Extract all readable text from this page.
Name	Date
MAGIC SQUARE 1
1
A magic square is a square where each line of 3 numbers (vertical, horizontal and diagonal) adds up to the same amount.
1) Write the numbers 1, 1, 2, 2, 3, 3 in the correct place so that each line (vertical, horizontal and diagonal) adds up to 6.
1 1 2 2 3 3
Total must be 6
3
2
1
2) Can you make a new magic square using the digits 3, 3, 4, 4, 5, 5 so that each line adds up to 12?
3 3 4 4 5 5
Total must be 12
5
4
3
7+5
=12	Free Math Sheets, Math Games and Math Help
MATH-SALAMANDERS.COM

============================================================

Give the number of lines that hold the word "diagonal" in these records, with nothing added.

Written reply:
2